▶ _Your goal_: The entries below are to be written out again without alteration.

▶ _Provided records_:
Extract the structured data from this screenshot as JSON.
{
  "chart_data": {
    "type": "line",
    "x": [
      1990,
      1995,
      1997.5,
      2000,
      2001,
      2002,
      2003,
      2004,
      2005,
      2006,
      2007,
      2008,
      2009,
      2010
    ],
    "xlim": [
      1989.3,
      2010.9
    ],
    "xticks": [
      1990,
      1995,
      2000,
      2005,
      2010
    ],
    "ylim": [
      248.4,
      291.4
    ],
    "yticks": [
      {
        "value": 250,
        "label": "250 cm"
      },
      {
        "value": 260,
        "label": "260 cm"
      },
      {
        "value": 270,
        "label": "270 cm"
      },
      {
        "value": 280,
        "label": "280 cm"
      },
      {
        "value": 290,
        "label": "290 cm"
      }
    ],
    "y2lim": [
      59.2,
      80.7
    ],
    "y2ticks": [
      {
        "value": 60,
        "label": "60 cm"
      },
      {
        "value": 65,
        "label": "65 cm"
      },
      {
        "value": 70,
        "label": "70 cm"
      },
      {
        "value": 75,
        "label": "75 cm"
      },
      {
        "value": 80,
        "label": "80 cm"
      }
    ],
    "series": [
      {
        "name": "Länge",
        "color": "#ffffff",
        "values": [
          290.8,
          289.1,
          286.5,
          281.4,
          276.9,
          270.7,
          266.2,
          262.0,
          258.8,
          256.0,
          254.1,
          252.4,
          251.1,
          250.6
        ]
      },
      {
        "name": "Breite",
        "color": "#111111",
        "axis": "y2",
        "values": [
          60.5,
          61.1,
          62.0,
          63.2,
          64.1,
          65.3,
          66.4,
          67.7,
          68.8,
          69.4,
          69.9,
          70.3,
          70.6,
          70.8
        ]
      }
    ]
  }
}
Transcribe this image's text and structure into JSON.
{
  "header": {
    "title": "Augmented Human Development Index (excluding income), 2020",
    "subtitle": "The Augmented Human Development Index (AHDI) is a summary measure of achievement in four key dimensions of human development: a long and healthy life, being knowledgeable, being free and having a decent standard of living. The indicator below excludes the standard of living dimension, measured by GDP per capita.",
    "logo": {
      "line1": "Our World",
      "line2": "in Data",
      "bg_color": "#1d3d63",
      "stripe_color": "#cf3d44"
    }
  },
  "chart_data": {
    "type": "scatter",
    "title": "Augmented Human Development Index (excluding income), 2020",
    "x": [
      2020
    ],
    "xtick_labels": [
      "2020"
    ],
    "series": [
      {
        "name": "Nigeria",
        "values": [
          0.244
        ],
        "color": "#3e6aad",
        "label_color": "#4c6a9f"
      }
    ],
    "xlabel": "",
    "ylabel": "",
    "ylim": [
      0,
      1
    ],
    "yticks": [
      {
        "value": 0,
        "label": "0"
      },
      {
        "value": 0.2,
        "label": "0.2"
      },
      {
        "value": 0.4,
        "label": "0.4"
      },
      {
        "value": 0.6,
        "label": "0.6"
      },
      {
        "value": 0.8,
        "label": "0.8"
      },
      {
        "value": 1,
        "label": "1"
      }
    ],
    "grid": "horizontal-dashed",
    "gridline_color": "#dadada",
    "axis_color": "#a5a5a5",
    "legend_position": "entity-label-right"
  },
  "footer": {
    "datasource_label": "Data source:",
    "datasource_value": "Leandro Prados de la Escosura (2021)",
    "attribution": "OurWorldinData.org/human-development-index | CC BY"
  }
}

▶ _Written solution_:
Extract the structured data from this screenshot as JSON.
{
  "chart_data": {
    "type": "line",
    "x": [
      1990,
      1995,
      1997.5,
      2000,
      2001,
      2002,
      2003,
      2004,
      2005,
      2006,
      2007,
      2008,
      2009,
      2010
    ],
    "xlim": [
      1989.3,
      2010.9
    ],
    "xticks": [
      1990,
      1995,
      2000,
      2005,
      2010
    ],
    "ylim": [
      248.4,
      291.4
    ],
    "yticks": [
      {
        "value": 250,
        "label": "250 cm"
      },
      {
        "value": 260,
        "label": "260 cm"
      },
      {
        "value": 270,
        "label": "270 cm"
      },
      {
        "value": 280,
        "label": "280 cm"
      },
      {
        "value": 290,
        "label": "290 cm"
      }
    ],
    "y2lim": [
      59.2,
      80.7
    ],
    "y2ticks": [
      {
        "value": 60,
        "label": "60 cm"
      },
      {
        "value": 65,
        "label": "65 cm"
      },
      {
        "value": 70,
        "label": "70 cm"
      },
      {
        "value": 75,
        "label": "75 cm"
      },
      {
        "value": 80,
        "label": "80 cm"
      }
    ],
    "series": [
      {
        "name": "Länge",
        "color": "#ffffff",
        "values": [
          290.8,
          289.1,
          286.5,
          281.4,
          276.9,
          270.7,
          266.2,
          262.0,
          258.8,
          256.0,
          254.1,
          252.4,
          251.1,
          250.6
        ]
      },
      {
        "name": "Breite",
        "color": "#111111",
        "axis": "y2",
        "values": [
          60.5,
          61.1,
          62.0,
          63.2,
          64.1,
          65.3,
          66.4,
          67.7,
          68.8,
          69.4,
          69.9,
          70.3,
          70.6,
          70.8
        ]
      }
    ]
  }
}
Transcribe this image's text and structure into JSON.
{
  "header": {
    "title": "Augmented Human Development Index (excluding income), 2020",
    "subtitle": "The Augmented Human Development Index (AHDI) is a summary measure of achievement in four key dimensions of human development: a long and healthy life, being knowledgeable, being free and having a decent standard of living. The indicator below excludes the standard of living dimension, measured by GDP per capita.",
    "logo": {
      "line1": "Our World",
      "line2": "in Data",
      "bg_color": "#1d3d63",
      "stripe_color": "#cf3d44"
    }
  },
  "chart_data": {
    "type": "scatter",
    "title": "Augmented Human Development Index (excluding income), 2020",
    "x": [
      2020
    ],
    "xtick_labels": [
      "2020"
    ],
    "series": [
      {
        "name": "Nigeria",
        "values": [
          0.244
        ],
        "color": "#3e6aad",
        "label_color": "#4c6a9f"
      }
    ],
    "xlabel": "",
    "ylabel": "",
    "ylim": [
      0,
      1
    ],
    "yticks": [
      {
        "value": 0,
        "label": "0"
      },
      {
        "value": 0.2,
        "label": "0.2"
      },
      {
        "value": 0.4,
        "label": "0.4"
      },
      {
        "value": 0.6,
        "label": "0.6"
      },
      {
        "value": 0.8,
        "label": "0.8"
      },
      {
        "value": 1,
        "label": "1"
      }
    ],
    "grid": "horizontal-dashed",
    "gridline_color": "#dadada",
    "axis_color": "#a5a5a5",
    "legend_position": "entity-label-right"
  },
  "footer": {
    "datasource_label": "Data source:",
    "datasource_value": "Leandro Prados de la Escosura (2021)",
    "attribution": "OurWorldinData.org/human-development-index | CC BY"
  }
}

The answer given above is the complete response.